Dataset rows about figures
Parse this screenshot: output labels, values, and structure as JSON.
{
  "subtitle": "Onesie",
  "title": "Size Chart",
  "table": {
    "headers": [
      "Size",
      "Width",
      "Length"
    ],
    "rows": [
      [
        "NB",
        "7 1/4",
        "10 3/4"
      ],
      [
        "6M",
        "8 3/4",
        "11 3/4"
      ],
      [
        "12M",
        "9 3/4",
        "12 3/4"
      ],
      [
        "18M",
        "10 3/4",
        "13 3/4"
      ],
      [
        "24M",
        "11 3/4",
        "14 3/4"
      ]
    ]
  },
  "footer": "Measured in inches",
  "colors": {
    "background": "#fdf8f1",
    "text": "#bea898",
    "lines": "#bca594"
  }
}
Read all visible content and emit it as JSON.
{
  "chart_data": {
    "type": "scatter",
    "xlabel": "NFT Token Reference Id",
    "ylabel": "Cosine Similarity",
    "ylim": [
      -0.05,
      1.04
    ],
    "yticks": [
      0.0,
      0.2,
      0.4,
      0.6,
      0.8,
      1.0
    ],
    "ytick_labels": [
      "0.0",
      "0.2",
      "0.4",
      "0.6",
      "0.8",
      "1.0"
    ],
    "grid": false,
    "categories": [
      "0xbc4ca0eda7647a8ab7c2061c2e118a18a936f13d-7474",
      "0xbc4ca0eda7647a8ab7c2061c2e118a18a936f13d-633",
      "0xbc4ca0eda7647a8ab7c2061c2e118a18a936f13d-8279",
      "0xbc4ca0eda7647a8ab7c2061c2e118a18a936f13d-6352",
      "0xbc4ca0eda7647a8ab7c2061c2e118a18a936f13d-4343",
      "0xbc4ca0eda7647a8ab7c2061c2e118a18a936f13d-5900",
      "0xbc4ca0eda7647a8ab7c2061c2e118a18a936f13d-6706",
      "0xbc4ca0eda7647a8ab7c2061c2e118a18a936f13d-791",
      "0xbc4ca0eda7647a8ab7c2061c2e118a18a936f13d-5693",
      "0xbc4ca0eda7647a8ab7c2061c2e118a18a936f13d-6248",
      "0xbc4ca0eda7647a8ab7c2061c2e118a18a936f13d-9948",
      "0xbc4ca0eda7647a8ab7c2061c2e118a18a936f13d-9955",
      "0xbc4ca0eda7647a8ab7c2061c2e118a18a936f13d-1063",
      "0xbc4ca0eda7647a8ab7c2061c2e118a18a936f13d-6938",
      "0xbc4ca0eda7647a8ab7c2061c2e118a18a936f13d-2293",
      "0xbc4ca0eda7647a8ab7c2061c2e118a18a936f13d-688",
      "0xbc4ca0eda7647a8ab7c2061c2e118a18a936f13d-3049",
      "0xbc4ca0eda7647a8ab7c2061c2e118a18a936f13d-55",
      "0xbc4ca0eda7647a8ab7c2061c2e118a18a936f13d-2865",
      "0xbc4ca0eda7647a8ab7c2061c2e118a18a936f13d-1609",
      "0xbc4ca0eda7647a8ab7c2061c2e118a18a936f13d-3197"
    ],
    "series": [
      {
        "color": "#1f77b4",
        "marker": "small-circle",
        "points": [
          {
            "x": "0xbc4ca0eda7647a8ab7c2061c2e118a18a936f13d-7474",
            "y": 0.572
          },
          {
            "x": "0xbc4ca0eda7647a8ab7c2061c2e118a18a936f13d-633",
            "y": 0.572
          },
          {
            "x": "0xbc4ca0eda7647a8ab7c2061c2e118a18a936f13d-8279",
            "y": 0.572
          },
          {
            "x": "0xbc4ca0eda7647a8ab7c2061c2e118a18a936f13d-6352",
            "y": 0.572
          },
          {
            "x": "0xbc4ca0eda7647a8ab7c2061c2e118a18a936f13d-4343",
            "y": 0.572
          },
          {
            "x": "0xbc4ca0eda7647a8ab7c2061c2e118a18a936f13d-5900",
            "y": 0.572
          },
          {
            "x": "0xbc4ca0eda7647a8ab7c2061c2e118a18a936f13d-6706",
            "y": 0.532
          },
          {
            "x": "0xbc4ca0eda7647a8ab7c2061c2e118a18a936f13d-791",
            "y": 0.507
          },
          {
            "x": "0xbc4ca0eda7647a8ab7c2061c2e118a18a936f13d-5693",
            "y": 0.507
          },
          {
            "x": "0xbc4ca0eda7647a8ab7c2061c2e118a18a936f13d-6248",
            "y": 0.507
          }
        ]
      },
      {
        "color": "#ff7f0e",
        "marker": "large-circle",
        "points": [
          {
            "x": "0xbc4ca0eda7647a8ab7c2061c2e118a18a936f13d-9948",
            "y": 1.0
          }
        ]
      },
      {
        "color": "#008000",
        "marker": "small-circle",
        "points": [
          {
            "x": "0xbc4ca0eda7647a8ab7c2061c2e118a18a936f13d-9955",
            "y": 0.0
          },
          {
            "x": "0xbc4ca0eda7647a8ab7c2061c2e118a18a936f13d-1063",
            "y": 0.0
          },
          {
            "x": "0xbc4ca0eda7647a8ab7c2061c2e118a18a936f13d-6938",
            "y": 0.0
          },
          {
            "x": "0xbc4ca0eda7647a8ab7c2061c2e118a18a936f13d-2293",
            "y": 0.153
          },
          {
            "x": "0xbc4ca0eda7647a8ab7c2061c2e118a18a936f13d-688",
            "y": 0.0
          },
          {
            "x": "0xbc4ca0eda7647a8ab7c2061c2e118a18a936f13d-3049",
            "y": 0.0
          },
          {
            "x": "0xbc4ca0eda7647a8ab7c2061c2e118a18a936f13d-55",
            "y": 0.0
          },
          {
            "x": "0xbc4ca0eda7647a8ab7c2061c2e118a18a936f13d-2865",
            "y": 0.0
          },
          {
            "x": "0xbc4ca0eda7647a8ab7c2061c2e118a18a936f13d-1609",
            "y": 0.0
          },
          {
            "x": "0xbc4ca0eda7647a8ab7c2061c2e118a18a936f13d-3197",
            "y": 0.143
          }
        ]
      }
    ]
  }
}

**WHAT NEEDS TO BE DONE**
Quote all of the entries verbatim.

**OUTPUT FOR THIS EXERCISE**
Parse this screenshot: output labels, values, and structure as JSON.
{
  "subtitle": "Onesie",
  "title": "Size Chart",
  "table": {
    "headers": [
      "Size",
      "Width",
      "Length"
    ],
    "rows": [
      [
        "NB",
        "7 1/4",
        "10 3/4"
      ],
      [
        "6M",
        "8 3/4",
        "11 3/4"
      ],
      [
        "12M",
        "9 3/4",
        "12 3/4"
      ],
      [
        "18M",
        "10 3/4",
        "13 3/4"
      ],
      [
        "24M",
        "11 3/4",
        "14 3/4"
      ]
    ]
  },
  "footer": "Measured in inches",
  "colors": {
    "background": "#fdf8f1",
    "text": "#bea898",
    "lines": "#bca594"
  }
}
Read all visible content and emit it as JSON.
{
  "chart_data": {
    "type": "scatter",
    "xlabel": "NFT Token Reference Id",
    "ylabel": "Cosine Similarity",
    "ylim": [
      -0.05,
      1.04
    ],
    "yticks": [
      0.0,
      0.2,
      0.4,
      0.6,
      0.8,
      1.0
    ],
    "ytick_labels": [
      "0.0",
      "0.2",
      "0.4",
      "0.6",
      "0.8",
      "1.0"
    ],
    "grid": false,
    "categories": [
      "0xbc4ca0eda7647a8ab7c2061c2e118a18a936f13d-7474",
      "0xbc4ca0eda7647a8ab7c2061c2e118a18a936f13d-633",
      "0xbc4ca0eda7647a8ab7c2061c2e118a18a936f13d-8279",
      "0xbc4ca0eda7647a8ab7c2061c2e118a18a936f13d-6352",
      "0xbc4ca0eda7647a8ab7c2061c2e118a18a936f13d-4343",
      "0xbc4ca0eda7647a8ab7c2061c2e118a18a936f13d-5900",
      "0xbc4ca0eda7647a8ab7c2061c2e118a18a936f13d-6706",
      "0xbc4ca0eda7647a8ab7c2061c2e118a18a936f13d-791",
      "0xbc4ca0eda7647a8ab7c2061c2e118a18a936f13d-5693",
      "0xbc4ca0eda7647a8ab7c2061c2e118a18a936f13d-6248",
      "0xbc4ca0eda7647a8ab7c2061c2e118a18a936f13d-9948",
      "0xbc4ca0eda7647a8ab7c2061c2e118a18a936f13d-9955",
      "0xbc4ca0eda7647a8ab7c2061c2e118a18a936f13d-1063",
      "0xbc4ca0eda7647a8ab7c2061c2e118a18a936f13d-6938",
      "0xbc4ca0eda7647a8ab7c2061c2e118a18a936f13d-2293",
      "0xbc4ca0eda7647a8ab7c2061c2e118a18a936f13d-688",
      "0xbc4ca0eda7647a8ab7c2061c2e118a18a936f13d-3049",
      "0xbc4ca0eda7647a8ab7c2061c2e118a18a936f13d-55",
      "0xbc4ca0eda7647a8ab7c2061c2e118a18a936f13d-2865",
      "0xbc4ca0eda7647a8ab7c2061c2e118a18a936f13d-1609",
      "0xbc4ca0eda7647a8ab7c2061c2e118a18a936f13d-3197"
    ],
    "series": [
      {
        "color": "#1f77b4",
        "marker": "small-circle",
        "points": [
          {
            "x": "0xbc4ca0eda7647a8ab7c2061c2e118a18a936f13d-7474",
            "y": 0.572
          },
          {
            "x": "0xbc4ca0eda7647a8ab7c2061c2e118a18a936f13d-633",
            "y": 0.572
          },
          {
            "x": "0xbc4ca0eda7647a8ab7c2061c2e118a18a936f13d-8279",
            "y": 0.572
          },
          {
            "x": "0xbc4ca0eda7647a8ab7c2061c2e118a18a936f13d-6352",
            "y": 0.572
          },
          {
            "x": "0xbc4ca0eda7647a8ab7c2061c2e118a18a936f13d-4343",
            "y": 0.572
          },
          {
            "x": "0xbc4ca0eda7647a8ab7c2061c2e118a18a936f13d-5900",
            "y": 0.572
          },
          {
            "x": "0xbc4ca0eda7647a8ab7c2061c2e118a18a936f13d-6706",
            "y": 0.532
          },
          {
            "x": "0xbc4ca0eda7647a8ab7c2061c2e118a18a936f13d-791",
            "y": 0.507
          },
          {
            "x": "0xbc4ca0eda7647a8ab7c2061c2e118a18a936f13d-5693",
            "y": 0.507
          },
          {
            "x": "0xbc4ca0eda7647a8ab7c2061c2e118a18a936f13d-6248",
            "y": 0.507
          }
        ]
      },
      {
        "color": "#ff7f0e",
        "marker": "large-circle",
        "points": [
          {
            "x": "0xbc4ca0eda7647a8ab7c2061c2e118a18a936f13d-9948",
            "y": 1.0
          }
        ]
      },
      {
        "color": "#008000",
        "marker": "small-circle",
        "points": [
          {
            "x": "0xbc4ca0eda7647a8ab7c2061c2e118a18a936f13d-9955",
            "y": 0.0
          },
          {
            "x": "0xbc4ca0eda7647a8ab7c2061c2e118a18a936f13d-1063",
            "y": 0.0
          },
          {
            "x": "0xbc4ca0eda7647a8ab7c2061c2e118a18a936f13d-6938",
            "y": 0.0
          },
          {
            "x": "0xbc4ca0eda7647a8ab7c2061c2e118a18a936f13d-2293",
            "y": 0.153
          },
          {
            "x": "0xbc4ca0eda7647a8ab7c2061c2e118a18a936f13d-688",
            "y": 0.0
          },
          {
            "x": "0xbc4ca0eda7647a8ab7c2061c2e118a18a936f13d-3049",
            "y": 0.0
          },
          {
            "x": "0xbc4ca0eda7647a8ab7c2061c2e118a18a936f13d-55",
            "y": 0.0
          },
          {
            "x": "0xbc4ca0eda7647a8ab7c2061c2e118a18a936f13d-2865",
            "y": 0.0
          },
          {
            "x": "0xbc4ca0eda7647a8ab7c2061c2e118a18a936f13d-1609",
            "y": 0.0
          },
          {
            "x": "0xbc4ca0eda7647a8ab7c2061c2e118a18a936f13d-3197",
            "y": 0.143
          }
        ]
      }
    ]
  }
}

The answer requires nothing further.